___ DATA LISTING

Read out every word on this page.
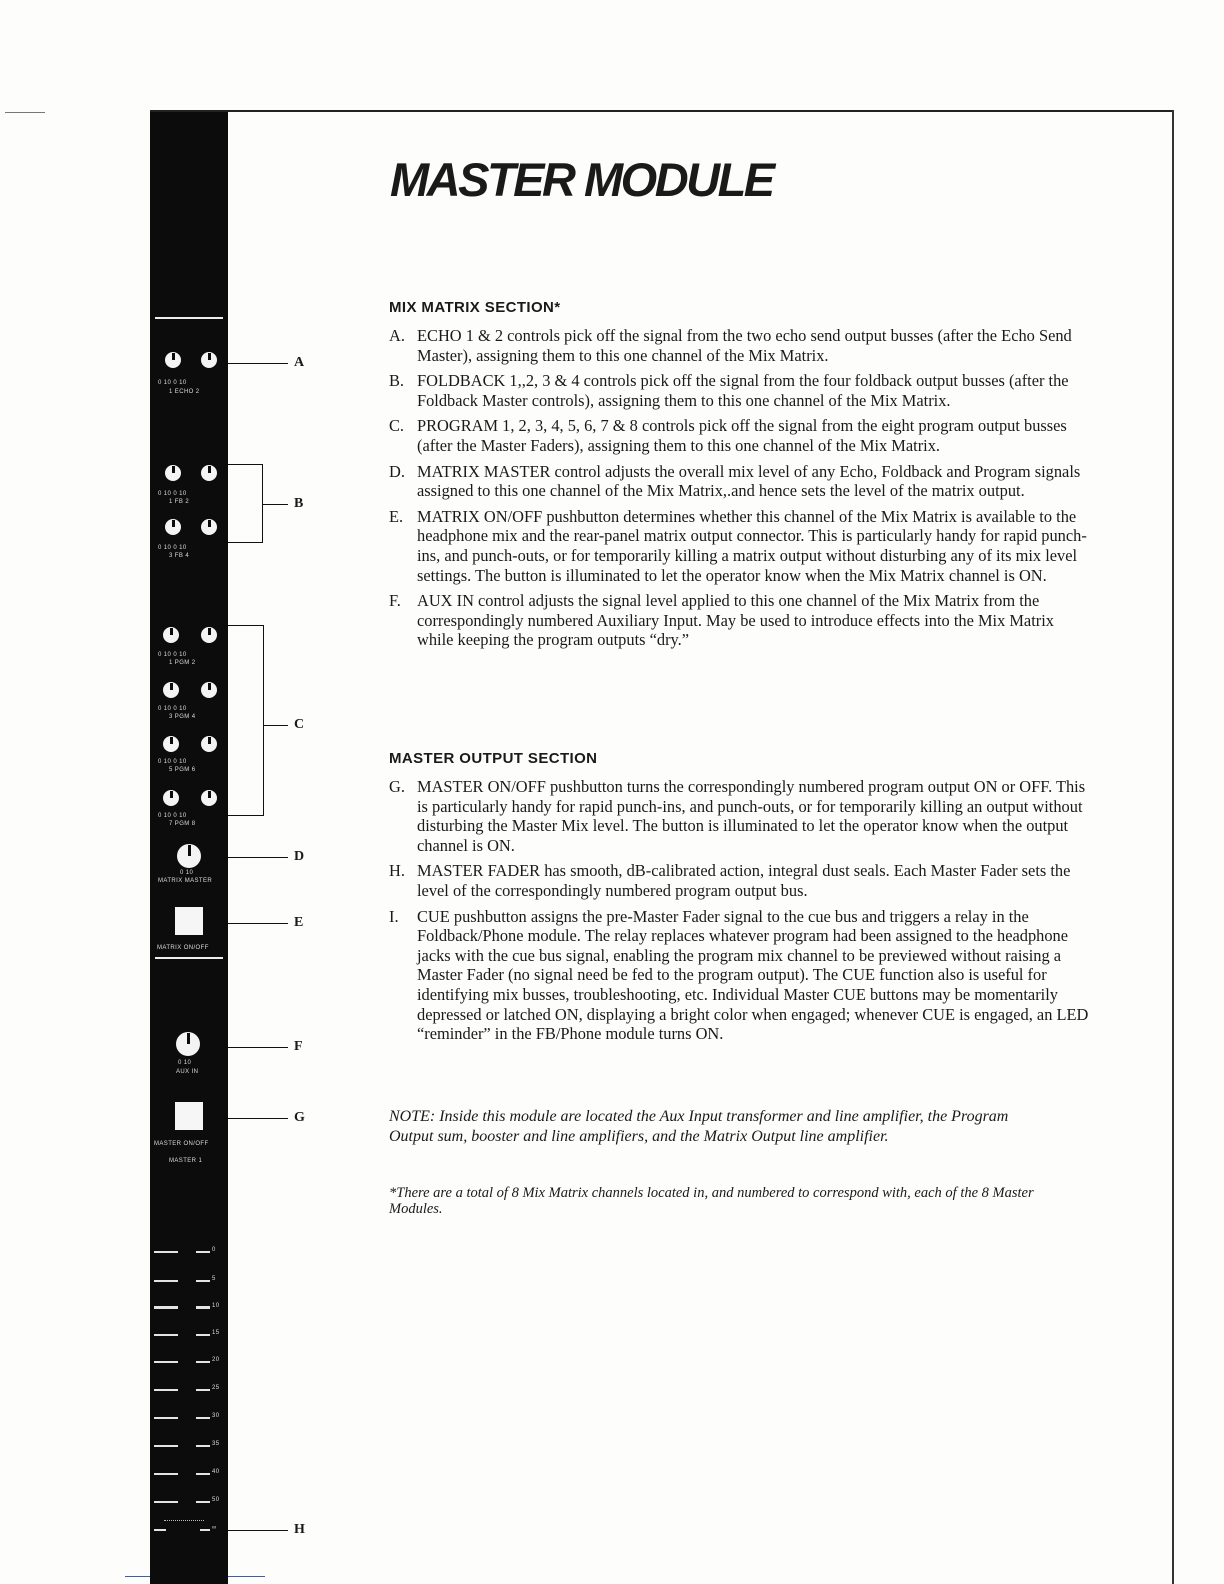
0 10 0 10
1 ECHO 2
0 10 0 10
1 FB 2
0 10 0 10
3 FB 4
0 10 0 10
1 PGM 2
0 10 0 10
3 PGM 4
0 10 0 10
5 PGM 6
0 10 0 10
7 PGM 8
0 10
MATRIX MASTER
MATRIX ON/OFF
0 10
AUX IN
MASTER ON/OFF
MASTER 1
0
5
10
15
20
25
30
35
40
50
∞
A
B
C
D
E
F
G
H
MASTER MODULE
MIX MATRIX SECTION*
A. ECHO 1 & 2 controls pick off the signal from the two echo send output busses (after the Echo Send Master), assigning them to this one channel of the Mix Matrix.
B. FOLDBACK 1,,2, 3 & 4 controls pick off the signal from the four foldback output busses (after the Foldback Master controls), assigning them to this one channel of the Mix Matrix.
C. PROGRAM 1, 2, 3, 4, 5, 6, 7 & 8 controls pick off the signal from the eight program output busses (after the Master Faders), assigning them to this one channel of the Mix Matrix.
D. MATRIX MASTER control adjusts the overall mix level of any Echo, Foldback and Program signals assigned to this one channel of the Mix Matrix,.and hence sets the level of the matrix output.
E. MATRIX ON/OFF pushbutton determines whether this channel of the Mix Matrix is available to the headphone mix and the rear-panel matrix output connector. This is particularly handy for rapid punch-ins, and punch-outs, or for temporarily killing a matrix output without disturbing any of its mix level settings. The button is illuminated to let the operator know when the Mix Matrix channel is ON.
F. AUX IN control adjusts the signal level applied to this one channel of the Mix Matrix from the correspondingly numbered Auxiliary Input. May be used to introduce effects into the Mix Matrix while keeping the program outputs “dry.”
MASTER OUTPUT SECTION
G. MASTER ON/OFF pushbutton turns the correspondingly numbered program output ON or OFF. This is particularly handy for rapid punch-ins, and punch-outs, or for temporarily killing an output without disturbing the Master Mix level. The button is illuminated to let the operator know when the output channel is ON.
H. MASTER FADER has smooth, dB-calibrated action, integral dust seals. Each Master Fader sets the level of the correspondingly numbered program output bus.
I. CUE pushbutton assigns the pre-Master Fader signal to the cue bus and triggers a relay in the Foldback/Phone module. The relay replaces whatever program had been assigned to the headphone jacks with the cue bus signal, enabling the program mix channel to be previewed without raising a Master Fader (no signal need be fed to the program output). The CUE function also is useful for identifying mix busses, troubleshooting, etc. Individual Master CUE buttons may be momentarily depressed or latched ON, displaying a bright color when engaged; whenever CUE is engaged, an LED “reminder” in the FB/Phone module turns ON.

NOTE: Inside this module are located the Aux Input transformer and line amplifier, the Program Output sum, booster and line amplifiers, and the Matrix Output line amplifier.

*There are a total of 8 Mix Matrix channels located in, and numbered to correspond with, each of the 8 Master Modules.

______

THE REQUEST >> Where a line in the material above holds "illuminated", copy that line.

REPLY >>
E. MATRIX ON/OFF pushbutton determines whether this channel of the Mix Matrix is available to the headphone mix and the rear-panel matrix output connector. This is particularly handy for rapid punch-ins, and punch-outs, or for temporarily killing a matrix output without disturbing any of its mix level settings. The button is illuminated to let the operator know when the Mix Matrix channel is ON.
G. MASTER ON/OFF pushbutton turns the correspondingly numbered program output ON or OFF. This is particularly handy for rapid punch-ins, and punch-outs, or for temporarily killing an output without disturbing the Master Mix level. The button is illuminated to let the operator know when the output channel is ON.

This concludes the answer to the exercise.